■ **OBJECTIVE**: In the material below, the lines containing the word "tasks" are required; copy each of them.

■ **PROVIDED ENTRIES**:
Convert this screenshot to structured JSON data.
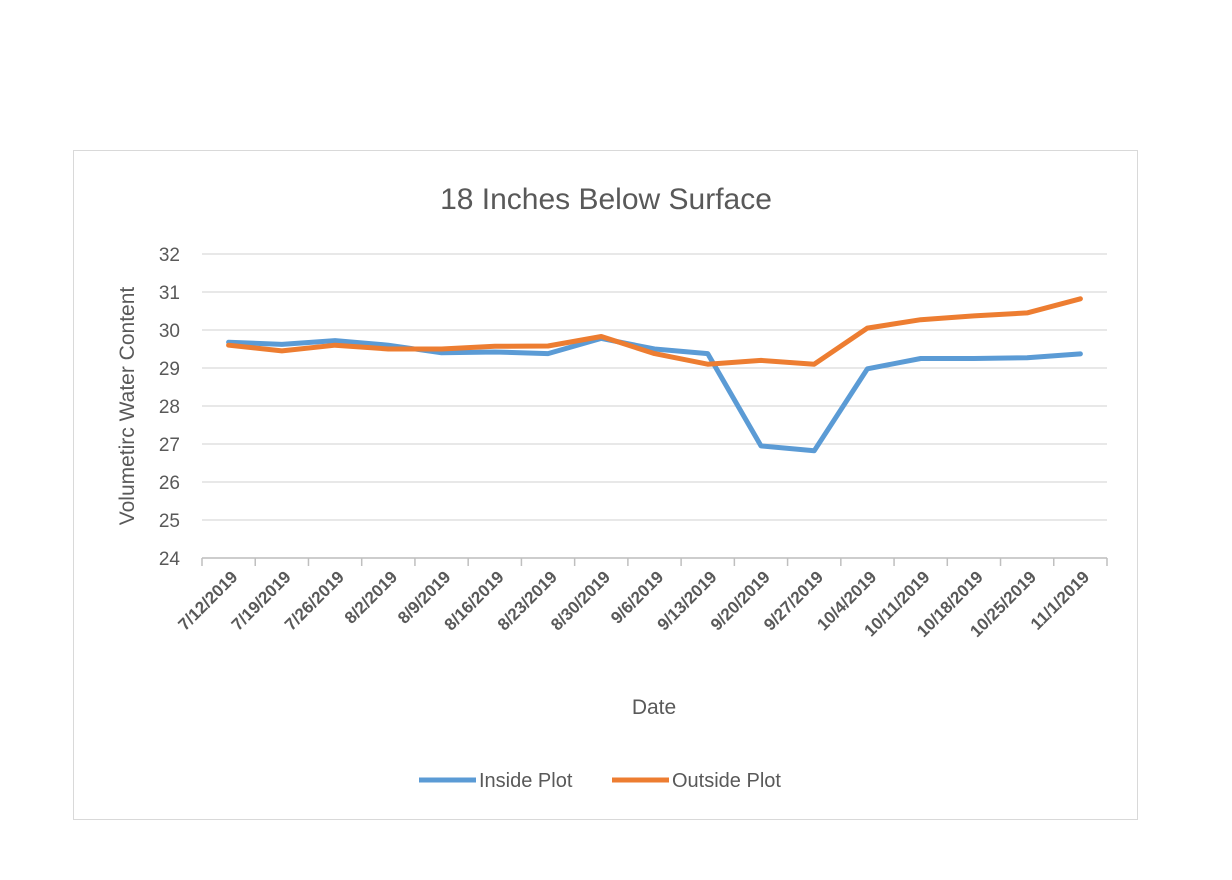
{
  "chart_data": {
    "type": "line",
    "title": "18  Inches Below Surface",
    "xlabel": "Date",
    "ylabel": "Volumetirc Water Content",
    "ylim": [
      24,
      32
    ],
    "yticks": [
      24,
      25,
      26,
      27,
      28,
      29,
      30,
      31,
      32
    ],
    "grid": true,
    "legend_position": "bottom",
    "categories": [
      "7/12/2019",
      "7/19/2019",
      "7/26/2019",
      "8/2/2019",
      "8/9/2019",
      "8/16/2019",
      "8/23/2019",
      "8/30/2019",
      "9/6/2019",
      "9/13/2019",
      "9/20/2019",
      "9/27/2019",
      "10/4/2019",
      "10/11/2019",
      "10/18/2019",
      "10/25/2019",
      "11/1/2019"
    ],
    "series": [
      {
        "name": "Inside Plot",
        "color": "#5b9bd5",
        "values": [
          29.68,
          29.62,
          29.72,
          29.6,
          29.4,
          29.42,
          29.38,
          29.78,
          29.5,
          29.38,
          26.95,
          26.82,
          28.98,
          29.25,
          29.25,
          29.27,
          29.37
        ]
      },
      {
        "name": "Outside Plot",
        "color": "#ed7d31",
        "values": [
          29.6,
          29.45,
          29.6,
          29.5,
          29.5,
          29.57,
          29.58,
          29.83,
          29.38,
          29.1,
          29.2,
          29.1,
          30.05,
          30.27,
          30.37,
          30.45,
          30.82
        ]
      }
    ]
  }
}
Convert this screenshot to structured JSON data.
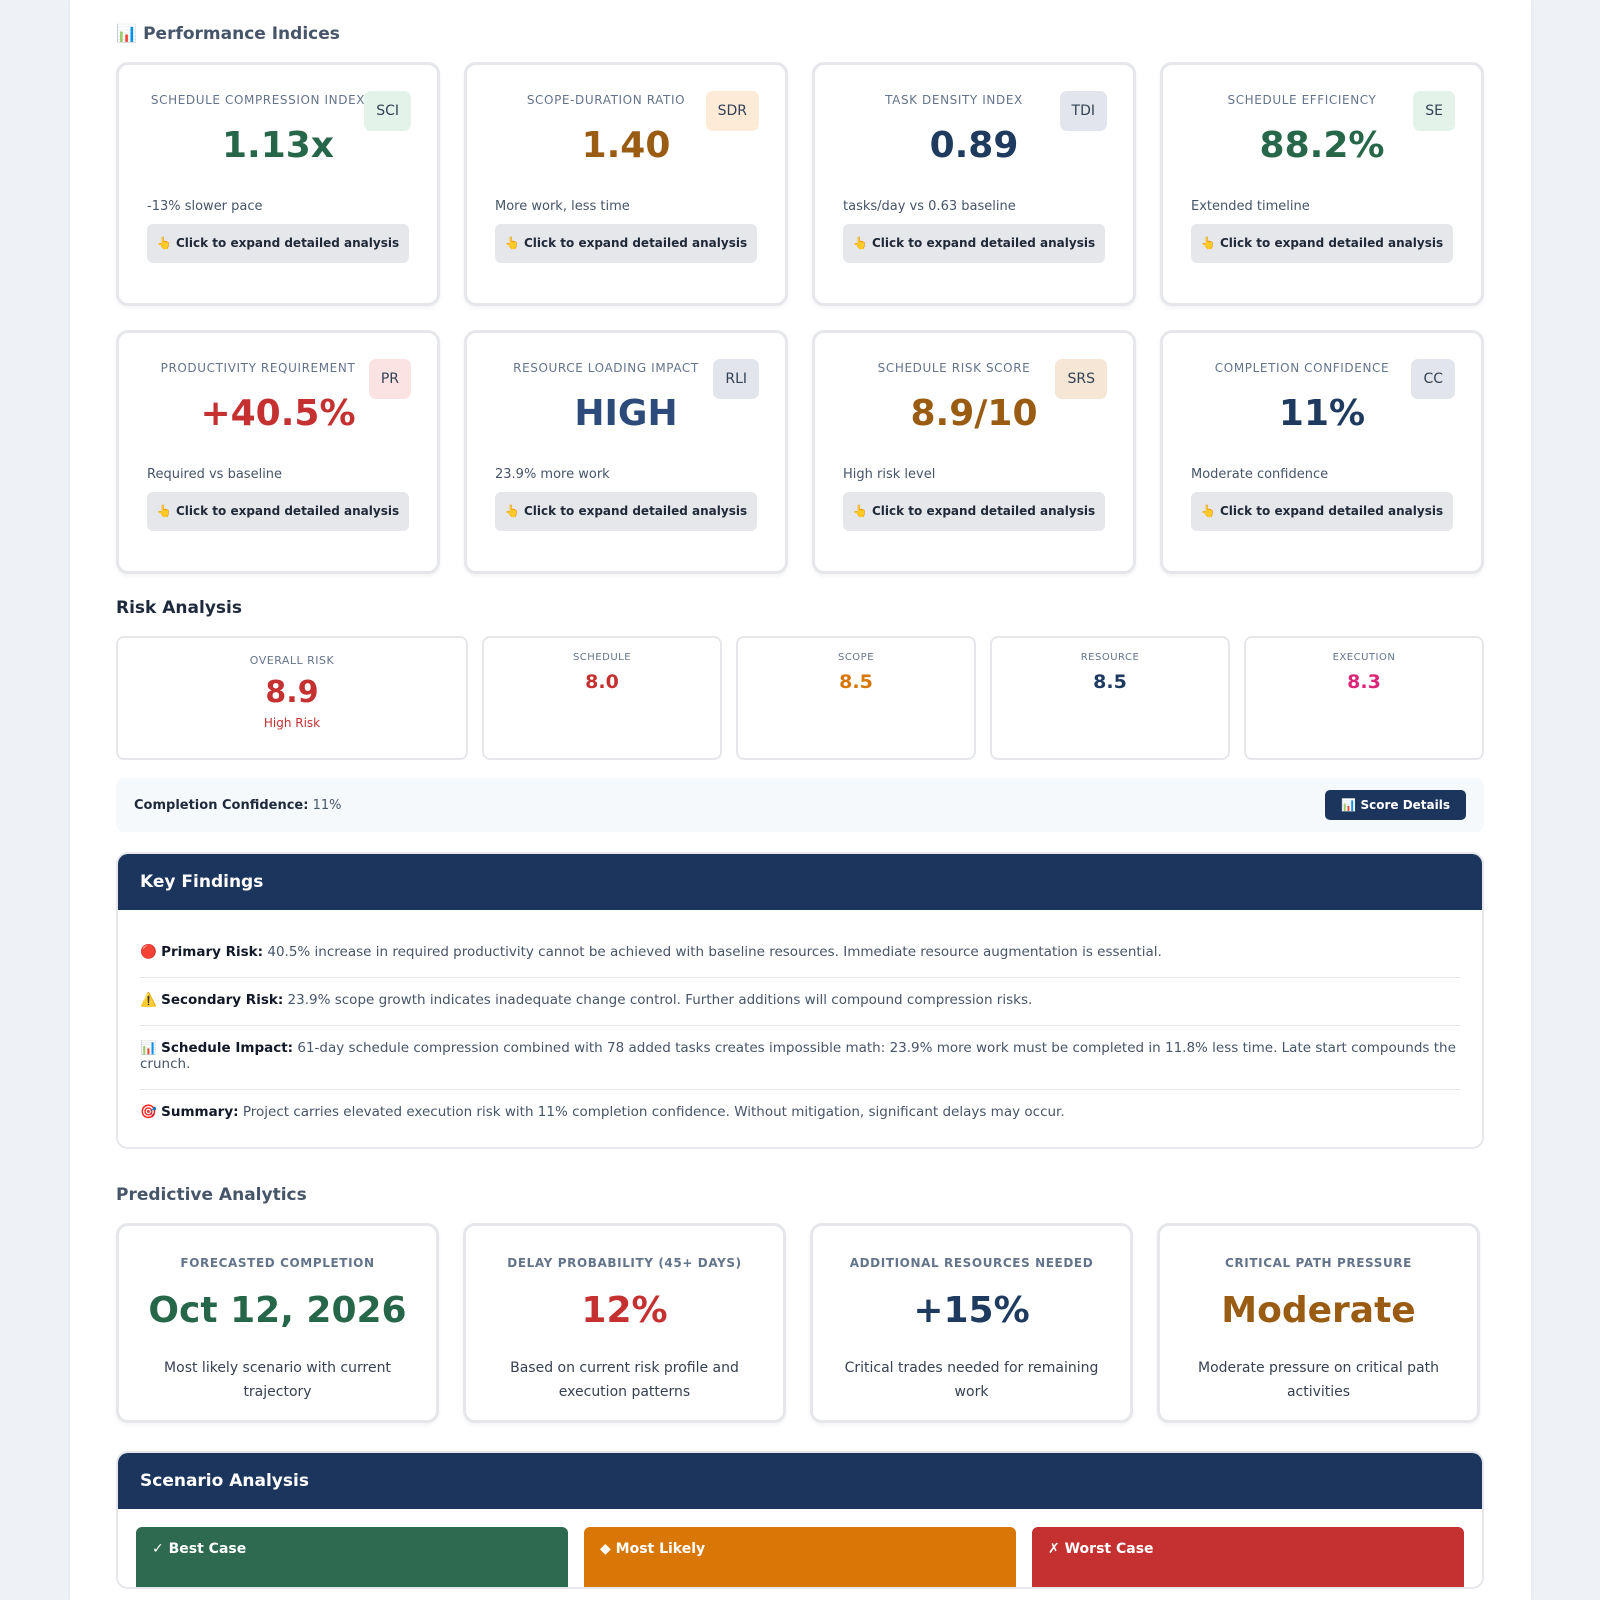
{
  "performance": {
    "title": "📊 Performance Indices",
    "cards": [
      {
        "label": "SCHEDULE COMPRESSION INDEX",
        "badge": "SCI",
        "value": "1.13x",
        "note": "-13% slower pace",
        "action": "👆 Click to expand detailed analysis"
      },
      {
        "label": "SCOPE-DURATION RATIO",
        "badge": "SDR",
        "value": "1.40",
        "note": "More work, less time",
        "action": "👆 Click to expand detailed analysis"
      },
      {
        "label": "TASK DENSITY INDEX",
        "badge": "TDI",
        "value": "0.89",
        "note": "tasks/day vs 0.63 baseline",
        "action": "👆 Click to expand detailed analysis"
      },
      {
        "label": "SCHEDULE EFFICIENCY",
        "badge": "SE",
        "value": "88.2%",
        "note": "Extended timeline",
        "action": "👆 Click to expand detailed analysis"
      },
      {
        "label": "PRODUCTIVITY REQUIREMENT",
        "badge": "PR",
        "value": "+40.5%",
        "note": "Required vs baseline",
        "action": "👆 Click to expand detailed analysis"
      },
      {
        "label": "RESOURCE LOADING IMPACT",
        "badge": "RLI",
        "value": "HIGH",
        "note": "23.9% more work",
        "action": "👆 Click to expand detailed analysis"
      },
      {
        "label": "SCHEDULE RISK SCORE",
        "badge": "SRS",
        "value": "8.9/10",
        "note": "High risk level",
        "action": "👆 Click to expand detailed analysis"
      },
      {
        "label": "COMPLETION CONFIDENCE",
        "badge": "CC",
        "value": "11%",
        "note": "Moderate confidence",
        "action": "👆 Click to expand detailed analysis"
      }
    ]
  },
  "risk": {
    "title": "Risk Analysis",
    "overall": {
      "label": "OVERALL RISK",
      "value": "8.9",
      "level": "High Risk"
    },
    "components": [
      {
        "label": "SCHEDULE",
        "value": "8.0"
      },
      {
        "label": "SCOPE",
        "value": "8.5"
      },
      {
        "label": "RESOURCE",
        "value": "8.5"
      },
      {
        "label": "EXECUTION",
        "value": "8.3"
      }
    ],
    "confidence": {
      "label": "Completion Confidence:",
      "value": "11%"
    },
    "button": "📊 Score Details"
  },
  "findings": {
    "title": "Key Findings",
    "items": [
      {
        "icon": "🔴",
        "label": "Primary Risk:",
        "text": "40.5% increase in required productivity cannot be achieved with baseline resources. Immediate resource augmentation is essential."
      },
      {
        "icon": "⚠️",
        "label": "Secondary Risk:",
        "text": "23.9% scope growth indicates inadequate change control. Further additions will compound compression risks."
      },
      {
        "icon": "📊",
        "label": "Schedule Impact:",
        "text": "61-day schedule compression combined with 78 added tasks creates impossible math: 23.9% more work must be completed in 11.8% less time. Late start compounds the crunch."
      },
      {
        "icon": "🎯",
        "label": "Summary:",
        "text": "Project carries elevated execution risk with 11% completion confidence. Without mitigation, significant delays may occur."
      }
    ]
  },
  "predictive": {
    "title": "Predictive Analytics",
    "cards": [
      {
        "label": "FORECASTED COMPLETION",
        "value": "Oct 12, 2026",
        "note": "Most likely scenario with current trajectory"
      },
      {
        "label": "DELAY PROBABILITY (45+ DAYS)",
        "value": "12%",
        "note": "Based on current risk profile and execution patterns"
      },
      {
        "label": "ADDITIONAL RESOURCES NEEDED",
        "value": "+15%",
        "note": "Critical trades needed for remaining work"
      },
      {
        "label": "CRITICAL PATH PRESSURE",
        "value": "Moderate",
        "note": "Moderate pressure on critical path activities"
      }
    ]
  },
  "scenarios": {
    "title": "Scenario Analysis",
    "items": [
      "✓ Best Case",
      "◆ Most Likely",
      "✗ Worst Case"
    ]
  }
}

■ **RESULT OF THIS EXERCISE**:
        "note": "tasks/day vs 0.63 baseline",
        "text": "61-day schedule compression combined with 78 added tasks creates impossible math: 23.9% more work must be completed in 11.8% less time. Late start compounds the crunch."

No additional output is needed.